»»
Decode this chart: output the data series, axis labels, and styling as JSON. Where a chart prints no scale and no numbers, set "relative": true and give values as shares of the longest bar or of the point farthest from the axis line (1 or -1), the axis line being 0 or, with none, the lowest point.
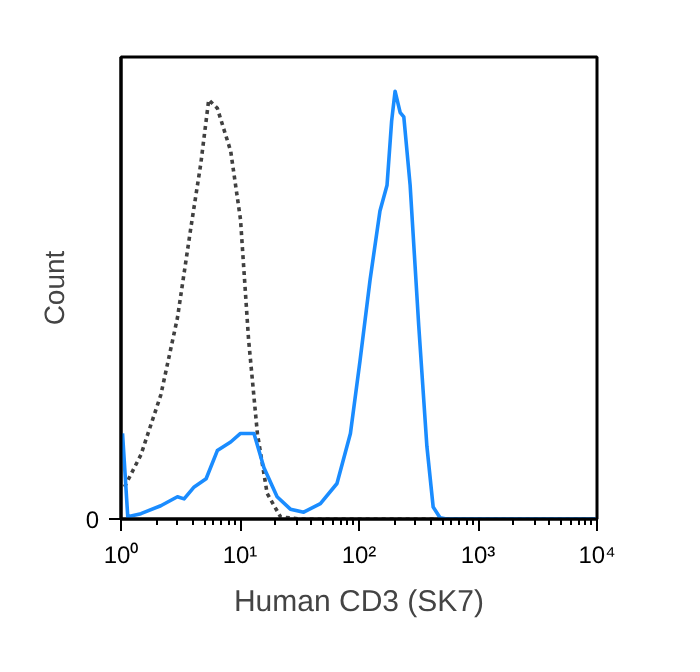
{
  "chart_data": {
    "type": "line",
    "relative": true,
    "xlabel": "Human CD3 (SK7)",
    "ylabel": "Count",
    "log": "x",
    "xlim": [
      1,
      10000
    ],
    "xticks": [
      {
        "value": 1,
        "label": "10⁰"
      },
      {
        "value": 10,
        "label": "10¹"
      },
      {
        "value": 100,
        "label": "10²"
      },
      {
        "value": 1000,
        "label": "10³"
      },
      {
        "value": 10000,
        "label": "10⁴"
      }
    ],
    "annotations": [
      "0"
    ],
    "grid": false,
    "series": [
      {
        "color": "#404040",
        "line_style": "dotted",
        "x": [
          1.07,
          1.47,
          2.16,
          2.98,
          3.86,
          4.68,
          5.46,
          6.45,
          8.35,
          10.1,
          11.8,
          14.0,
          16.9,
          21.9,
          32.2,
          9300
        ],
        "values": [
          0.075,
          0.15,
          0.29,
          0.47,
          0.68,
          0.83,
          0.98,
          0.96,
          0.86,
          0.7,
          0.42,
          0.2,
          0.06,
          0.005,
          0,
          0
        ]
      },
      {
        "color": "#1a8cff",
        "line_style": "solid",
        "x": [
          1.03,
          1.14,
          1.47,
          2.16,
          2.98,
          3.39,
          4.12,
          5.19,
          6.45,
          8.35,
          10.1,
          13.1,
          15.9,
          20.5,
          26.5,
          34.3,
          47.4,
          65.3,
          84.7,
          102,
          124,
          150,
          172,
          188,
          201,
          222,
          238,
          269,
          318,
          372,
          420,
          480,
          545,
          9800
        ],
        "values": [
          0.2,
          0.005,
          0.0125,
          0.031,
          0.052,
          0.047,
          0.075,
          0.094,
          0.16,
          0.18,
          0.2,
          0.2,
          0.12,
          0.052,
          0.023,
          0.016,
          0.036,
          0.083,
          0.2,
          0.37,
          0.56,
          0.72,
          0.78,
          0.93,
          1.0,
          0.95,
          0.94,
          0.78,
          0.45,
          0.17,
          0.028,
          0.003,
          0,
          0
        ]
      }
    ]
  }
}
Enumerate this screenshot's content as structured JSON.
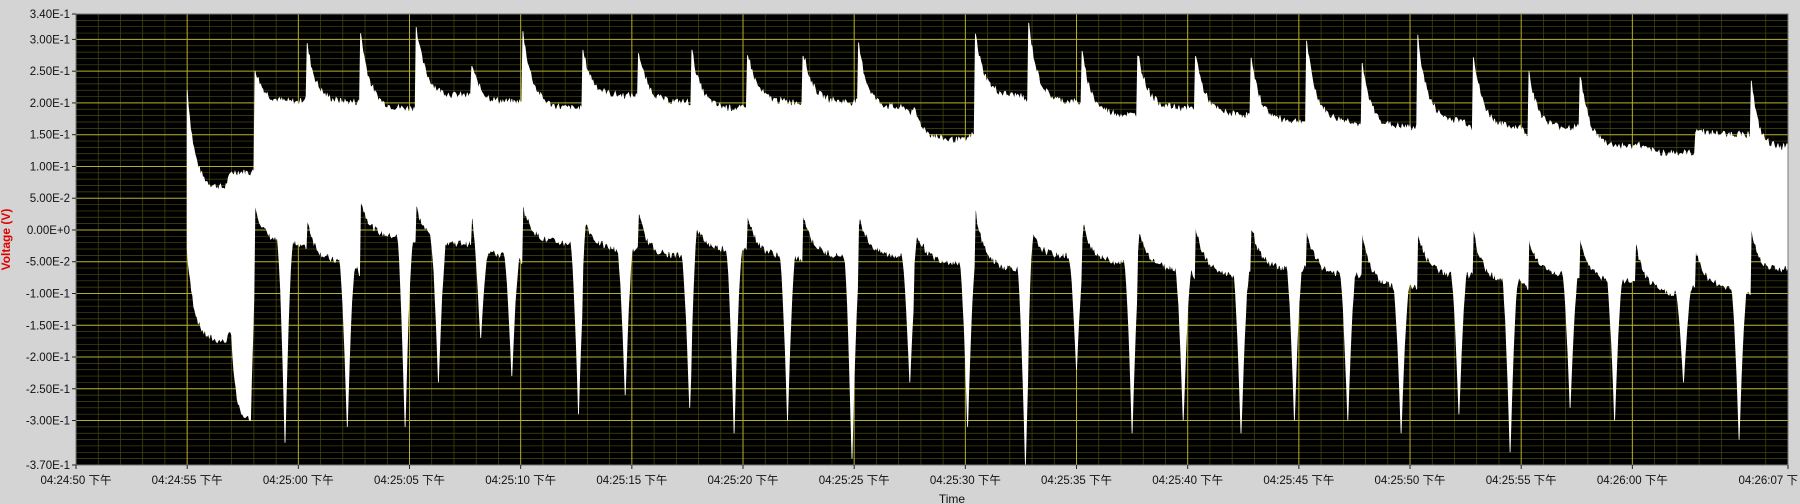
««
* _What you should do_
Write out the data precisely as given, excluding the pictures.

* _Exercise solution_
Decode this chart: output the data series, axis labels, and styling as JSON. Where a chart prints no scale and no numbers, set "relative": true and give values as shares of the longest bar or of the point farthest from the axis line (1 or -1), the axis line being 0 or, with none, the lowest point.
{
  "chart_data": {
    "type": "line",
    "relative": true,
    "xlabel": "Human CD3 (SK7)",
    "ylabel": "Count",
    "log": "x",
    "xlim": [
      1,
      10000
    ],
    "xticks": [
      {
        "value": 1,
        "label": "10⁰"
      },
      {
        "value": 10,
        "label": "10¹"
      },
      {
        "value": 100,
        "label": "10²"
      },
      {
        "value": 1000,
        "label": "10³"
      },
      {
        "value": 10000,
        "label": "10⁴"
      }
    ],
    "annotations": [
      "0"
    ],
    "grid": false,
    "series": [
      {
        "color": "#404040",
        "line_style": "dotted",
        "x": [
          1.07,
          1.47,
          2.16,
          2.98,
          3.86,
          4.68,
          5.46,
          6.45,
          8.35,
          10.1,
          11.8,
          14.0,
          16.9,
          21.9,
          32.2,
          9300
        ],
        "values": [
          0.075,
          0.15,
          0.29,
          0.47,
          0.68,
          0.83,
          0.98,
          0.96,
          0.86,
          0.7,
          0.42,
          0.2,
          0.06,
          0.005,
          0,
          0
        ]
      },
      {
        "color": "#1a8cff",
        "line_style": "solid",
        "x": [
          1.03,
          1.14,
          1.47,
          2.16,
          2.98,
          3.39,
          4.12,
          5.19,
          6.45,
          8.35,
          10.1,
          13.1,
          15.9,
          20.5,
          26.5,
          34.3,
          47.4,
          65.3,
          84.7,
          102,
          124,
          150,
          172,
          188,
          201,
          222,
          238,
          269,
          318,
          372,
          420,
          480,
          545,
          9800
        ],
        "values": [
          0.2,
          0.005,
          0.0125,
          0.031,
          0.052,
          0.047,
          0.075,
          0.094,
          0.16,
          0.18,
          0.2,
          0.2,
          0.12,
          0.052,
          0.023,
          0.016,
          0.036,
          0.083,
          0.2,
          0.37,
          0.56,
          0.72,
          0.78,
          0.93,
          1.0,
          0.95,
          0.94,
          0.78,
          0.45,
          0.17,
          0.028,
          0.003,
          0,
          0
        ]
      }
    ]
  }
}
Enumerate this screenshot's content as structured JSON.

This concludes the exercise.